[YOUR INSTRUCTIONS]
Filter the entries below, keeping only lines with the word "dans".
"""
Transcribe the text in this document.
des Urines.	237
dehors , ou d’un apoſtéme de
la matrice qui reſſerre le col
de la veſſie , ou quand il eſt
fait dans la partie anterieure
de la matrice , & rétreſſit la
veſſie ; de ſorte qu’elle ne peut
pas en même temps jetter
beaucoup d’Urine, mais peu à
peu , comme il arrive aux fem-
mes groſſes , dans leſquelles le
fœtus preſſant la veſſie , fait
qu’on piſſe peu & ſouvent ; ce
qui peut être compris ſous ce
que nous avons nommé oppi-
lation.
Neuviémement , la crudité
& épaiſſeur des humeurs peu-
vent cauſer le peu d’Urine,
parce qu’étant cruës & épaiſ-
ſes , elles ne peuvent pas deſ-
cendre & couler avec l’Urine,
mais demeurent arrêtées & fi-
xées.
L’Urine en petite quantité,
"""
[ANSWER IN FULL]
fait dans la partie anterieure
mes groſſes , dans leſquelles le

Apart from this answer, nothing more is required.